Items from a data source
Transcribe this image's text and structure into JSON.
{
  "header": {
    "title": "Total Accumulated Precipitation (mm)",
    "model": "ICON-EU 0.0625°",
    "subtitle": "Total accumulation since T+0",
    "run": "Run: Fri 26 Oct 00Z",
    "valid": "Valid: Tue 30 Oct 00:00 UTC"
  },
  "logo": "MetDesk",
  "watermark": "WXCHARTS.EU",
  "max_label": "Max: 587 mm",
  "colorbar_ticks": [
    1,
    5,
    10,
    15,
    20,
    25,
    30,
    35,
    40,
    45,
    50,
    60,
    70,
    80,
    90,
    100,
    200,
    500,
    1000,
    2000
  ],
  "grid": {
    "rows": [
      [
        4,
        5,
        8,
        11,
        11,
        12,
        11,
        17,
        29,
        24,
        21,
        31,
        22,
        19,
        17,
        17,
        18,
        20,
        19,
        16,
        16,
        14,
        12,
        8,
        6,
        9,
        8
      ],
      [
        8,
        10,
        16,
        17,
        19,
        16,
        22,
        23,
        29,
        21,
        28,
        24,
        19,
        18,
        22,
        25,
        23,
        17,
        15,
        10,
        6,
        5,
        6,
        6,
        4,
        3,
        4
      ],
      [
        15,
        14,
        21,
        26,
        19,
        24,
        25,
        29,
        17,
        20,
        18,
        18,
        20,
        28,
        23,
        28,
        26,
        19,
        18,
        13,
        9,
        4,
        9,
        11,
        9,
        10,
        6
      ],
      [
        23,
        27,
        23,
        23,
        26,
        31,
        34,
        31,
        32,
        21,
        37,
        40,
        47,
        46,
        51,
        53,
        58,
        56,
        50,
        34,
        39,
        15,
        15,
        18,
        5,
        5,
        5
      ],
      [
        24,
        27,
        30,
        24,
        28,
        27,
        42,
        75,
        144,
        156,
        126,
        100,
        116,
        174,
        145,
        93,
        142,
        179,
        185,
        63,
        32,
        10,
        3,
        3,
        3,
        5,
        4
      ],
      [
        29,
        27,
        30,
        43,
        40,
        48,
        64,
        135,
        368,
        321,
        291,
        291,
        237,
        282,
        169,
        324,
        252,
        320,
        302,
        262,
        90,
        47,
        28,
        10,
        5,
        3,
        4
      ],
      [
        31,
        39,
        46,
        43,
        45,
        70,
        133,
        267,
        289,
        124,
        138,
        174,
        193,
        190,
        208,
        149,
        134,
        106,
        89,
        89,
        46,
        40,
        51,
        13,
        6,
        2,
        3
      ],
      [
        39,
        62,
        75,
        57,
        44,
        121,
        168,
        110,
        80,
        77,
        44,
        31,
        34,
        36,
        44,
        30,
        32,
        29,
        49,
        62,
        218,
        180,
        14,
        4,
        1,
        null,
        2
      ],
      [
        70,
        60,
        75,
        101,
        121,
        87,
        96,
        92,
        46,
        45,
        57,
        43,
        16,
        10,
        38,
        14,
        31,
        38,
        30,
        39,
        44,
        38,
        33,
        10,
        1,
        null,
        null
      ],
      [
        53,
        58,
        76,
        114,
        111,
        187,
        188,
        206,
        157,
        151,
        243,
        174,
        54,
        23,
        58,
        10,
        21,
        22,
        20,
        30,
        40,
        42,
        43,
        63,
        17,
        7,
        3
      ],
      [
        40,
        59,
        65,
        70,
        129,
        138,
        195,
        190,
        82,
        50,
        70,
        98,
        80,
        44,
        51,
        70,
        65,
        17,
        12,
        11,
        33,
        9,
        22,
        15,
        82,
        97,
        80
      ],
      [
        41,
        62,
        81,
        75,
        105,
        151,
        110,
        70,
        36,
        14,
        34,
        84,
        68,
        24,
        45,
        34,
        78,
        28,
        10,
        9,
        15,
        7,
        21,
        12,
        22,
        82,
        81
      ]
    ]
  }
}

Task »
Set all of the entries down again, exactly as they were given.

Result for this exercise »
Transcribe this image's text and structure into JSON.
{
  "header": {
    "title": "Total Accumulated Precipitation (mm)",
    "model": "ICON-EU 0.0625°",
    "subtitle": "Total accumulation since T+0",
    "run": "Run: Fri 26 Oct 00Z",
    "valid": "Valid: Tue 30 Oct 00:00 UTC"
  },
  "logo": "MetDesk",
  "watermark": "WXCHARTS.EU",
  "max_label": "Max: 587 mm",
  "colorbar_ticks": [
    1,
    5,
    10,
    15,
    20,
    25,
    30,
    35,
    40,
    45,
    50,
    60,
    70,
    80,
    90,
    100,
    200,
    500,
    1000,
    2000
  ],
  "grid": {
    "rows": [
      [
        4,
        5,
        8,
        11,
        11,
        12,
        11,
        17,
        29,
        24,
        21,
        31,
        22,
        19,
        17,
        17,
        18,
        20,
        19,
        16,
        16,
        14,
        12,
        8,
        6,
        9,
        8
      ],
      [
        8,
        10,
        16,
        17,
        19,
        16,
        22,
        23,
        29,
        21,
        28,
        24,
        19,
        18,
        22,
        25,
        23,
        17,
        15,
        10,
        6,
        5,
        6,
        6,
        4,
        3,
        4
      ],
      [
        15,
        14,
        21,
        26,
        19,
        24,
        25,
        29,
        17,
        20,
        18,
        18,
        20,
        28,
        23,
        28,
        26,
        19,
        18,
        13,
        9,
        4,
        9,
        11,
        9,
        10,
        6
      ],
      [
        23,
        27,
        23,
        23,
        26,
        31,
        34,
        31,
        32,
        21,
        37,
        40,
        47,
        46,
        51,
        53,
        58,
        56,
        50,
        34,
        39,
        15,
        15,
        18,
        5,
        5,
        5
      ],
      [
        24,
        27,
        30,
        24,
        28,
        27,
        42,
        75,
        144,
        156,
        126,
        100,
        116,
        174,
        145,
        93,
        142,
        179,
        185,
        63,
        32,
        10,
        3,
        3,
        3,
        5,
        4
      ],
      [
        29,
        27,
        30,
        43,
        40,
        48,
        64,
        135,
        368,
        321,
        291,
        291,
        237,
        282,
        169,
        324,
        252,
        320,
        302,
        262,
        90,
        47,
        28,
        10,
        5,
        3,
        4
      ],
      [
        31,
        39,
        46,
        43,
        45,
        70,
        133,
        267,
        289,
        124,
        138,
        174,
        193,
        190,
        208,
        149,
        134,
        106,
        89,
        89,
        46,
        40,
        51,
        13,
        6,
        2,
        3
      ],
      [
        39,
        62,
        75,
        57,
        44,
        121,
        168,
        110,
        80,
        77,
        44,
        31,
        34,
        36,
        44,
        30,
        32,
        29,
        49,
        62,
        218,
        180,
        14,
        4,
        1,
        null,
        2
      ],
      [
        70,
        60,
        75,
        101,
        121,
        87,
        96,
        92,
        46,
        45,
        57,
        43,
        16,
        10,
        38,
        14,
        31,
        38,
        30,
        39,
        44,
        38,
        33,
        10,
        1,
        null,
        null
      ],
      [
        53,
        58,
        76,
        114,
        111,
        187,
        188,
        206,
        157,
        151,
        243,
        174,
        54,
        23,
        58,
        10,
        21,
        22,
        20,
        30,
        40,
        42,
        43,
        63,
        17,
        7,
        3
      ],
      [
        40,
        59,
        65,
        70,
        129,
        138,
        195,
        190,
        82,
        50,
        70,
        98,
        80,
        44,
        51,
        70,
        65,
        17,
        12,
        11,
        33,
        9,
        22,
        15,
        82,
        97,
        80
      ],
      [
        41,
        62,
        81,
        75,
        105,
        151,
        110,
        70,
        36,
        14,
        34,
        84,
        68,
        24,
        45,
        34,
        78,
        28,
        10,
        9,
        15,
        7,
        21,
        12,
        22,
        82,
        81
      ]
    ]
  }
}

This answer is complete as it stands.